[Figure dataset records]
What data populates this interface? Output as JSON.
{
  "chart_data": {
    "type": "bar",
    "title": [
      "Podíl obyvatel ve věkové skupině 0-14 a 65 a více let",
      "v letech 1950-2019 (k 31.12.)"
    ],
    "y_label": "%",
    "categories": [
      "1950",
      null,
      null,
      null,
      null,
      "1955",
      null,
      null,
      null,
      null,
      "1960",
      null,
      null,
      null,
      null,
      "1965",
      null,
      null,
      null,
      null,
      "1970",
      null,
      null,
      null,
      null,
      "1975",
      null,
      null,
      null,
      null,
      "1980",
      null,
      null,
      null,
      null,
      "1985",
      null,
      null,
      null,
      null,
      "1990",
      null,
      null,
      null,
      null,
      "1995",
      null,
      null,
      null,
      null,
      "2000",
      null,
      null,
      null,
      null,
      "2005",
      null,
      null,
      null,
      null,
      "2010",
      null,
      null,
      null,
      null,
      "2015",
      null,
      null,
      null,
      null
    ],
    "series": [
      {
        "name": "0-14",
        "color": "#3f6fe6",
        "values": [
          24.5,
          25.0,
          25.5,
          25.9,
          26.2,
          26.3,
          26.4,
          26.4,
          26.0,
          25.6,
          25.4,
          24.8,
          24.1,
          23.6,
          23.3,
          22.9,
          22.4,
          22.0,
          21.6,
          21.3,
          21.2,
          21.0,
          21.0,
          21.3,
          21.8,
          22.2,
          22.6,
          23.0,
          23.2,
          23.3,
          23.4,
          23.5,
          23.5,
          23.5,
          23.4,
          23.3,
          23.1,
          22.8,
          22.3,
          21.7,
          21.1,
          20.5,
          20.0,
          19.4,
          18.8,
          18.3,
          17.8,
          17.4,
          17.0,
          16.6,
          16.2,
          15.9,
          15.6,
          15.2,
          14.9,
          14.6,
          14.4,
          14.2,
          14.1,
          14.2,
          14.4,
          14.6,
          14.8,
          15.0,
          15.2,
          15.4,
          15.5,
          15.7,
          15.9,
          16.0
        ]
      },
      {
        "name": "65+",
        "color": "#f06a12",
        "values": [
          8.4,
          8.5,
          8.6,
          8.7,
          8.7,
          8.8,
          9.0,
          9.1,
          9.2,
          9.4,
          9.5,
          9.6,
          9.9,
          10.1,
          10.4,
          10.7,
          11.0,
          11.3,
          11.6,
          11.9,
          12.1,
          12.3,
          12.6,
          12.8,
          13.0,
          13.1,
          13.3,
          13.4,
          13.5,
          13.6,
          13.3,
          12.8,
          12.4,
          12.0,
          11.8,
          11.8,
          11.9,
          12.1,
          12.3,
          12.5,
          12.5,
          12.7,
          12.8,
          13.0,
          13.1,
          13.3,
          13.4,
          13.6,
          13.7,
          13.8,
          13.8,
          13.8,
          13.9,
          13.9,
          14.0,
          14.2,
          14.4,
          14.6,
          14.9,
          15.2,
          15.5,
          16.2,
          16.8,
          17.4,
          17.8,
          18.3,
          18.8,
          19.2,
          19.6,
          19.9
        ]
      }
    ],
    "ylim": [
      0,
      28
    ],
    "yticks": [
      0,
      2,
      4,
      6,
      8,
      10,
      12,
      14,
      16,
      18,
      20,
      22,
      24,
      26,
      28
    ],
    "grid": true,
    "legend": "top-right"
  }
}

Problem description ▸ Transcribe each entry exactly.

Result of the exercise ▸
What data populates this interface? Output as JSON.
{
  "chart_data": {
    "type": "bar",
    "title": [
      "Podíl obyvatel ve věkové skupině 0-14 a 65 a více let",
      "v letech 1950-2019 (k 31.12.)"
    ],
    "y_label": "%",
    "categories": [
      "1950",
      null,
      null,
      null,
      null,
      "1955",
      null,
      null,
      null,
      null,
      "1960",
      null,
      null,
      null,
      null,
      "1965",
      null,
      null,
      null,
      null,
      "1970",
      null,
      null,
      null,
      null,
      "1975",
      null,
      null,
      null,
      null,
      "1980",
      null,
      null,
      null,
      null,
      "1985",
      null,
      null,
      null,
      null,
      "1990",
      null,
      null,
      null,
      null,
      "1995",
      null,
      null,
      null,
      null,
      "2000",
      null,
      null,
      null,
      null,
      "2005",
      null,
      null,
      null,
      null,
      "2010",
      null,
      null,
      null,
      null,
      "2015",
      null,
      null,
      null,
      null
    ],
    "series": [
      {
        "name": "0-14",
        "color": "#3f6fe6",
        "values": [
          24.5,
          25.0,
          25.5,
          25.9,
          26.2,
          26.3,
          26.4,
          26.4,
          26.0,
          25.6,
          25.4,
          24.8,
          24.1,
          23.6,
          23.3,
          22.9,
          22.4,
          22.0,
          21.6,
          21.3,
          21.2,
          21.0,
          21.0,
          21.3,
          21.8,
          22.2,
          22.6,
          23.0,
          23.2,
          23.3,
          23.4,
          23.5,
          23.5,
          23.5,
          23.4,
          23.3,
          23.1,
          22.8,
          22.3,
          21.7,
          21.1,
          20.5,
          20.0,
          19.4,
          18.8,
          18.3,
          17.8,
          17.4,
          17.0,
          16.6,
          16.2,
          15.9,
          15.6,
          15.2,
          14.9,
          14.6,
          14.4,
          14.2,
          14.1,
          14.2,
          14.4,
          14.6,
          14.8,
          15.0,
          15.2,
          15.4,
          15.5,
          15.7,
          15.9,
          16.0
        ]
      },
      {
        "name": "65+",
        "color": "#f06a12",
        "values": [
          8.4,
          8.5,
          8.6,
          8.7,
          8.7,
          8.8,
          9.0,
          9.1,
          9.2,
          9.4,
          9.5,
          9.6,
          9.9,
          10.1,
          10.4,
          10.7,
          11.0,
          11.3,
          11.6,
          11.9,
          12.1,
          12.3,
          12.6,
          12.8,
          13.0,
          13.1,
          13.3,
          13.4,
          13.5,
          13.6,
          13.3,
          12.8,
          12.4,
          12.0,
          11.8,
          11.8,
          11.9,
          12.1,
          12.3,
          12.5,
          12.5,
          12.7,
          12.8,
          13.0,
          13.1,
          13.3,
          13.4,
          13.6,
          13.7,
          13.8,
          13.8,
          13.8,
          13.9,
          13.9,
          14.0,
          14.2,
          14.4,
          14.6,
          14.9,
          15.2,
          15.5,
          16.2,
          16.8,
          17.4,
          17.8,
          18.3,
          18.8,
          19.2,
          19.6,
          19.9
        ]
      }
    ],
    "ylim": [
      0,
      28
    ],
    "yticks": [
      0,
      2,
      4,
      6,
      8,
      10,
      12,
      14,
      16,
      18,
      20,
      22,
      24,
      26,
      28
    ],
    "grid": true,
    "legend": "top-right"
  }
}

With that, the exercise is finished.